■ Problem description: Extract, from the records beneath this instruction, each line that contains the word "years".

■ Data extract:
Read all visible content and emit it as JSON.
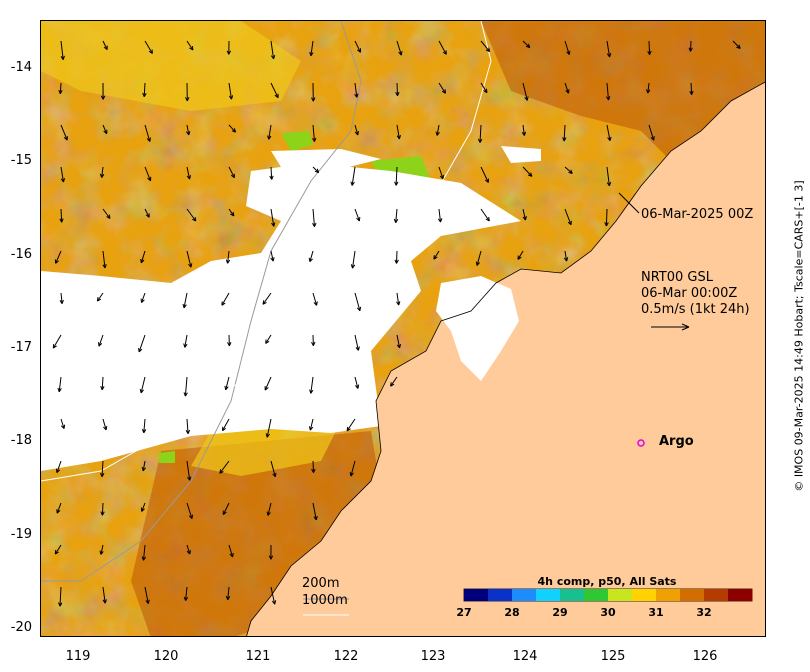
{
  "axes": {
    "y_ticks": [
      "-14",
      "-15",
      "-16",
      "-17",
      "-18",
      "-19",
      "-20"
    ],
    "x_ticks": [
      "119",
      "120",
      "121",
      "122",
      "123",
      "124",
      "125",
      "126"
    ]
  },
  "colors": {
    "land": "#ffcb9a",
    "sst_warm": "#e8a10f",
    "sst_hot": "#c05c08",
    "sst_cool": "#f0c81a",
    "sst_cold": "#8cd31a",
    "cloud": "#ffffff",
    "argo_marker": "#e000e0",
    "isobath": "#9a9a9a"
  },
  "annotations": {
    "timestamp_label": "06-Mar-2025 00Z",
    "current_source": "NRT00 GSL",
    "current_time": "06-Mar 00:00Z",
    "current_scale": "0.5m/s (1kt 24h)",
    "argo_label": "Argo"
  },
  "bathymetry_legend": {
    "contour_200": "200m",
    "contour_1000": "1000m"
  },
  "colorbar": {
    "title": "4h comp, p50, All Sats",
    "ticks": [
      "27",
      "28",
      "29",
      "30",
      "31",
      "32"
    ],
    "range": [
      27,
      33
    ],
    "stops": [
      "#00007a",
      "#0a32c8",
      "#1e8cff",
      "#10d2ff",
      "#18c090",
      "#30c832",
      "#c8e61e",
      "#ffd200",
      "#f0a000",
      "#d26e00",
      "#b43c00",
      "#8c0000"
    ]
  },
  "credit": "© IMOS 09-Mar-2025 14:49 Hobart; Tscale=CARS+[-1 3]"
}
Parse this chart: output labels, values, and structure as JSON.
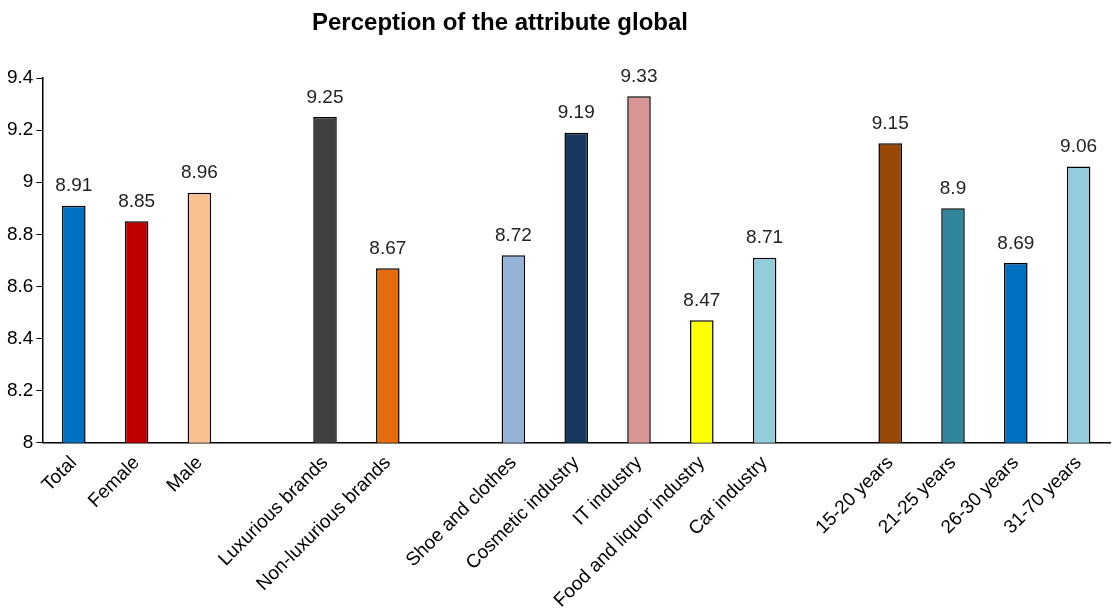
{
  "chart_data": {
    "type": "bar",
    "title": "Perception of the attribute global",
    "categories": [
      "Total",
      "Female",
      "Male",
      null,
      "Luxurious brands",
      "Non-luxurious brands",
      null,
      "Shoe and clothes",
      "Cosmetic industry",
      "IT industry",
      "Food and liquor industry",
      "Car industry",
      null,
      "15-20 years",
      "21-25 years",
      "26-30 years",
      "31-70 years"
    ],
    "values": [
      8.91,
      8.85,
      8.96,
      null,
      9.25,
      8.67,
      null,
      8.72,
      9.19,
      9.33,
      8.47,
      8.71,
      null,
      9.15,
      8.9,
      8.69,
      9.06
    ],
    "colors": [
      "#0070c0",
      "#c00000",
      "#fac090",
      "#000000",
      "#404040",
      "#e46c0a",
      "#000000",
      "#95b3d7",
      "#17375e",
      "#d99694",
      "#ffff00",
      "#92cddc",
      "#000000",
      "#974806",
      "#31859c",
      "#0070c0",
      "#93cddd"
    ],
    "ylim": [
      8,
      9.4
    ],
    "yticks": [
      8,
      8.2,
      8.4,
      8.6,
      8.8,
      9,
      9.2,
      9.4
    ],
    "grid": false,
    "legend": false,
    "data_labels": true
  }
}
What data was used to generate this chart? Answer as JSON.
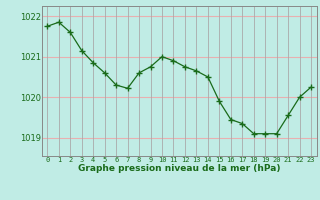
{
  "x": [
    0,
    1,
    2,
    3,
    4,
    5,
    6,
    7,
    8,
    9,
    10,
    11,
    12,
    13,
    14,
    15,
    16,
    17,
    18,
    19,
    20,
    21,
    22,
    23
  ],
  "y": [
    1021.75,
    1021.85,
    1021.6,
    1021.15,
    1020.85,
    1020.6,
    1020.3,
    1020.22,
    1020.6,
    1020.75,
    1021.0,
    1020.9,
    1020.75,
    1020.65,
    1020.5,
    1019.9,
    1019.45,
    1019.35,
    1019.1,
    1019.1,
    1019.1,
    1019.55,
    1020.0,
    1020.25
  ],
  "ylim": [
    1018.55,
    1022.25
  ],
  "yticks": [
    1019,
    1020,
    1021,
    1022
  ],
  "xticks": [
    0,
    1,
    2,
    3,
    4,
    5,
    6,
    7,
    8,
    9,
    10,
    11,
    12,
    13,
    14,
    15,
    16,
    17,
    18,
    19,
    20,
    21,
    22,
    23
  ],
  "line_color": "#1a6b1a",
  "marker_color": "#1a6b1a",
  "bg_color": "#c0ece5",
  "hgrid_color": "#e8b0b0",
  "vgrid_color": "#aaaaaa",
  "xlabel": "Graphe pression niveau de la mer (hPa)",
  "xlabel_color": "#1a6b1a",
  "tick_color": "#1a6b1a",
  "axis_line_color": "#888888"
}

■ Correct result:
      "15-20 years",
      "21-25 years",
      "26-30 years",
      "31-70 years"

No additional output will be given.